Description of the task
Check each line for the word "подключения" and give how many have it. Say nothing else.

Data shown
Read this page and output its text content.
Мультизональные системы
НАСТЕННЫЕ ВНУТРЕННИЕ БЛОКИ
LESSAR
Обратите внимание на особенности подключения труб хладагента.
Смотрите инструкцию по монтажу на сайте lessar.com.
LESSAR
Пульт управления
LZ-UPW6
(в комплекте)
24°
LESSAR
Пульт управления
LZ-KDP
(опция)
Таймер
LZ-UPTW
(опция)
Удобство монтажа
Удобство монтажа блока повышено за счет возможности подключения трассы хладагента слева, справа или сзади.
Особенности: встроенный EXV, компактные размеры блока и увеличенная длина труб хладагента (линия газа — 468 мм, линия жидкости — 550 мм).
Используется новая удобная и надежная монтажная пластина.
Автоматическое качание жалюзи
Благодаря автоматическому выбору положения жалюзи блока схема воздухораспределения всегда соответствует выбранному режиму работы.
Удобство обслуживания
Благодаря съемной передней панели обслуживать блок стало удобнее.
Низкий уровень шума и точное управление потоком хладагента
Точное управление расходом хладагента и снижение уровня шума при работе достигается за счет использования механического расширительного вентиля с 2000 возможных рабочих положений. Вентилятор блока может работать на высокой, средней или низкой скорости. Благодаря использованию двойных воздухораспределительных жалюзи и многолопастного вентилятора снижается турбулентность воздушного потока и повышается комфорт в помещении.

Full response
2